A block of data
::::

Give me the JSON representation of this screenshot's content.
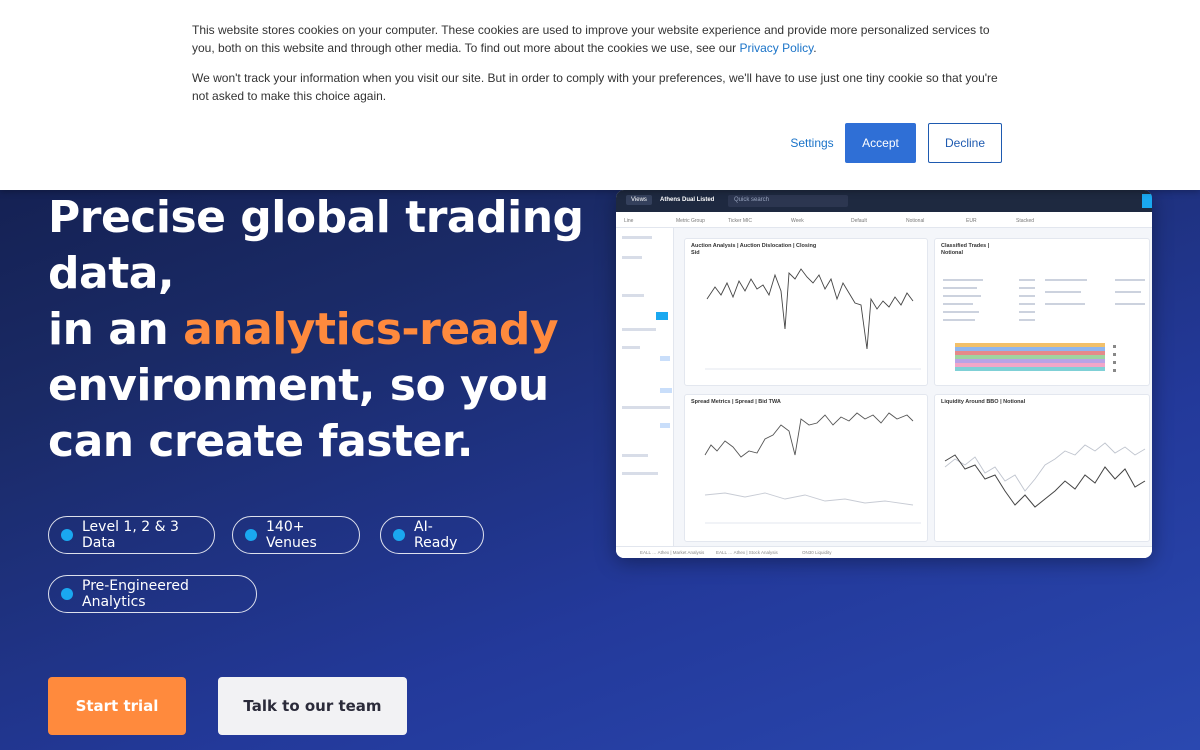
{
  "cookie_banner": {
    "text_1_before_link": "This website stores cookies on your computer. These cookies are used to improve your website experience and provide more personalized services to you, both on this website and through other media. To find out more about the cookies we use, see our ",
    "privacy_link": "Privacy Policy",
    "text_1_after_link": ".",
    "text_2": "We won't track your information when you visit our site. But in order to comply with your preferences, we'll have to use just one tiny cookie so that you're not asked to make this choice again.",
    "settings_label": "Settings",
    "accept_label": "Accept",
    "decline_label": "Decline",
    "link_color": "#1a73c8",
    "accept_color": "#2f6fd6"
  },
  "hero": {
    "line_1": "Precise global trading data,",
    "line_2_prefix": "in an ",
    "line_2_accent": "analytics-ready",
    "line_3": "environment, so you can create faster.",
    "accent_color": "#ff8a3d",
    "features": [
      {
        "label": "Level 1, 2 & 3 Data"
      },
      {
        "label": "140+ Venues"
      },
      {
        "label": "AI-Ready"
      },
      {
        "label": "Pre-Engineered Analytics"
      }
    ],
    "dot_color": "#1aa8f0",
    "primary_cta": "Start trial",
    "secondary_cta": "Talk to our team"
  },
  "dashboard": {
    "views_label": "Views",
    "tab_label": "Athens Dual Listed",
    "search_placeholder": "Quick search",
    "filters": [
      "Line",
      "Metric Group",
      "Ticker MIC",
      "Week",
      "Default",
      "Notional",
      "EUR",
      "Stacked"
    ],
    "panels": [
      {
        "title": "Auction Analysis | Auction Dislocation | Closing Sid"
      },
      {
        "title": "Classified Trades | Notional"
      },
      {
        "title": "Spread Metrics | Spread | Bid TWA"
      },
      {
        "title": "Liquidity Around BBO | Notional"
      }
    ],
    "bottom_tabs": [
      "EALL … Athex | Market Analysis",
      "EALL … Athex | Stock Analysis",
      "ON30 Liquidity"
    ]
  }
}
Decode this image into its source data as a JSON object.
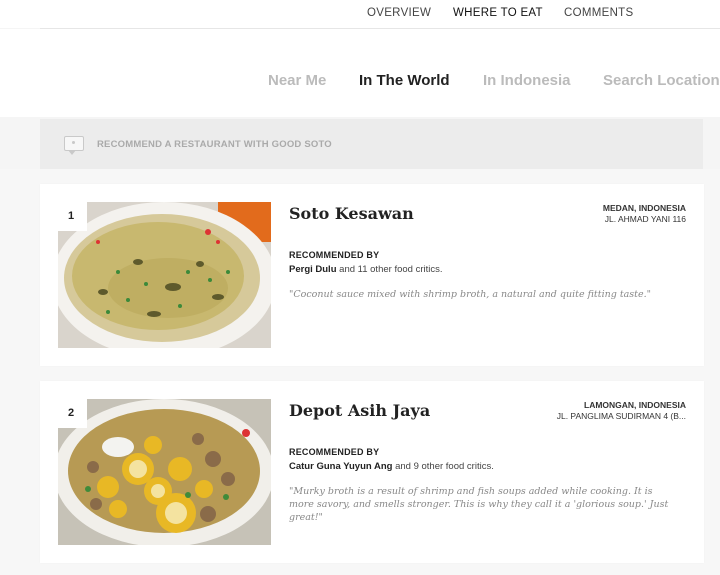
{
  "top_nav": {
    "items": [
      {
        "label": "OVERVIEW",
        "active": false
      },
      {
        "label": "WHERE TO EAT",
        "active": true
      },
      {
        "label": "COMMENTS",
        "active": false
      }
    ],
    "accent_color": "#d9483b"
  },
  "location_tabs": {
    "items": [
      {
        "label": "Near Me",
        "active": false
      },
      {
        "label": "In The World",
        "active": true
      },
      {
        "label": "In Indonesia",
        "active": false
      },
      {
        "label": "Search Location",
        "active": false
      }
    ]
  },
  "recommend_bar": {
    "label": "RECOMMEND A RESTAURANT WITH GOOD SOTO",
    "icon": "chat-bubble-icon"
  },
  "restaurants": [
    {
      "rank": "1",
      "name": "Soto Kesawan",
      "city": "MEDAN, INDONESIA",
      "street": "JL. AHMAD YANI 116",
      "recommended_by_label": "RECOMMENDED BY",
      "critic": "Pergi Dulu",
      "critics_suffix": " and 11 other food critics.",
      "quote": "\"Coconut sauce mixed with shrimp broth, a natural and quite fitting taste.\"",
      "photo": "soto-kesawan-bowl-image"
    },
    {
      "rank": "2",
      "name": "Depot Asih Jaya",
      "city": "LAMONGAN, INDONESIA",
      "street": "JL. PANGLIMA SUDIRMAN 4 (B...",
      "recommended_by_label": "RECOMMENDED BY",
      "critic": "Catur Guna Yuyun Ang",
      "critics_suffix": " and 9 other food critics.",
      "quote": "\"Murky broth is a result of shrimp and fish soups added while cooking. It is more savory, and smells stronger. This is why they call it a 'glorious soup.' Just great!\"",
      "photo": "depot-asih-jaya-bowl-image"
    }
  ]
}
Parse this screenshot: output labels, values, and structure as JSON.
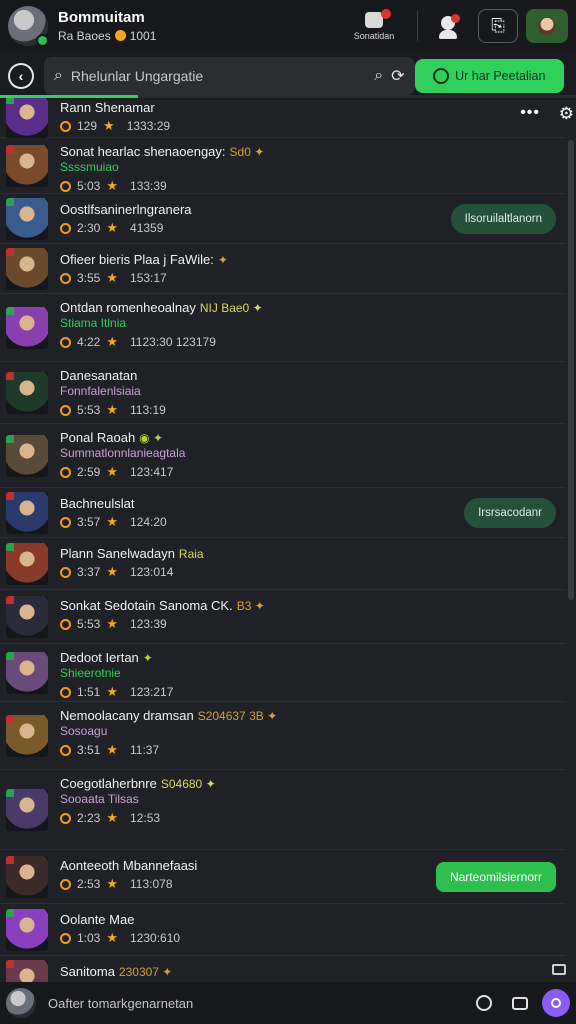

::::

## Goal:
Nothing in the entries above should change when they are printed again, except that the pictures are dropped.

## Task response:
Give me the JSON representation of this screenshot's content.
{
  "cookie_banner": {
    "text_1_before_link": "This website stores cookies on your computer. These cookies are used to improve your website experience and provide more personalized services to you, both on this website and through other media. To find out more about the cookies we use, see our ",
    "privacy_link": "Privacy Policy",
    "text_1_after_link": ".",
    "text_2": "We won't track your information when you visit our site. But in order to comply with your preferences, we'll have to use just one tiny cookie so that you're not asked to make this choice again.",
    "settings_label": "Settings",
    "accept_label": "Accept",
    "decline_label": "Decline",
    "link_color": "#1a73c8",
    "accept_color": "#2f6fd6"
  },
  "hero": {
    "line_1": "Precise global trading data,",
    "line_2_prefix": "in an ",
    "line_2_accent": "analytics-ready",
    "line_3": "environment, so you can create faster.",
    "accent_color": "#ff8a3d",
    "features": [
      {
        "label": "Level 1, 2 & 3 Data"
      },
      {
        "label": "140+ Venues"
      },
      {
        "label": "AI-Ready"
      },
      {
        "label": "Pre-Engineered Analytics"
      }
    ],
    "dot_color": "#1aa8f0",
    "primary_cta": "Start trial",
    "secondary_cta": "Talk to our team"
  },
  "dashboard": {
    "views_label": "Views",
    "tab_label": "Athens Dual Listed",
    "search_placeholder": "Quick search",
    "filters": [
      "Line",
      "Metric Group",
      "Ticker MIC",
      "Week",
      "Default",
      "Notional",
      "EUR",
      "Stacked"
    ],
    "panels": [
      {
        "title": "Auction Analysis | Auction Dislocation | Closing Sid"
      },
      {
        "title": "Classified Trades | Notional"
      },
      {
        "title": "Spread Metrics | Spread | Bid TWA"
      },
      {
        "title": "Liquidity Around BBO | Notional"
      }
    ],
    "bottom_tabs": [
      "EALL … Athex | Market Analysis",
      "EALL … Athex | Stock Analysis",
      "ON30 Liquidity"
    ]
  }
}
Decode this image into its source data as a JSON object.
{
  "top_nav": {
    "items": [
      {
        "label": "OVERVIEW",
        "active": false
      },
      {
        "label": "WHERE TO EAT",
        "active": true
      },
      {
        "label": "COMMENTS",
        "active": false
      }
    ],
    "accent_color": "#d9483b"
  },
  "location_tabs": {
    "items": [
      {
        "label": "Near Me",
        "active": false
      },
      {
        "label": "In The World",
        "active": true
      },
      {
        "label": "In Indonesia",
        "active": false
      },
      {
        "label": "Search Location",
        "active": false
      }
    ]
  },
  "recommend_bar": {
    "label": "RECOMMEND A RESTAURANT WITH GOOD SOTO",
    "icon": "chat-bubble-icon"
  },
  "restaurants": [
    {
      "rank": "1",
      "name": "Soto Kesawan",
      "city": "MEDAN, INDONESIA",
      "street": "JL. AHMAD YANI 116",
      "recommended_by_label": "RECOMMENDED BY",
      "critic": "Pergi Dulu",
      "critics_suffix": " and 11 other food critics.",
      "quote": "\"Coconut sauce mixed with shrimp broth, a natural and quite fitting taste.\"",
      "photo": "soto-kesawan-bowl-image"
    },
    {
      "rank": "2",
      "name": "Depot Asih Jaya",
      "city": "LAMONGAN, INDONESIA",
      "street": "JL. PANGLIMA SUDIRMAN 4 (B...",
      "recommended_by_label": "RECOMMENDED BY",
      "critic": "Catur Guna Yuyun Ang",
      "critics_suffix": " and 9 other food critics.",
      "quote": "\"Murky broth is a result of shrimp and fish soups added while cooking. It is more savory, and smells stronger. This is why they call it a 'glorious soup.' Just great!\"",
      "photo": "depot-asih-jaya-bowl-image"
    }
  ]
}
Parse this screenshot: output labels, values, and structure as JSON.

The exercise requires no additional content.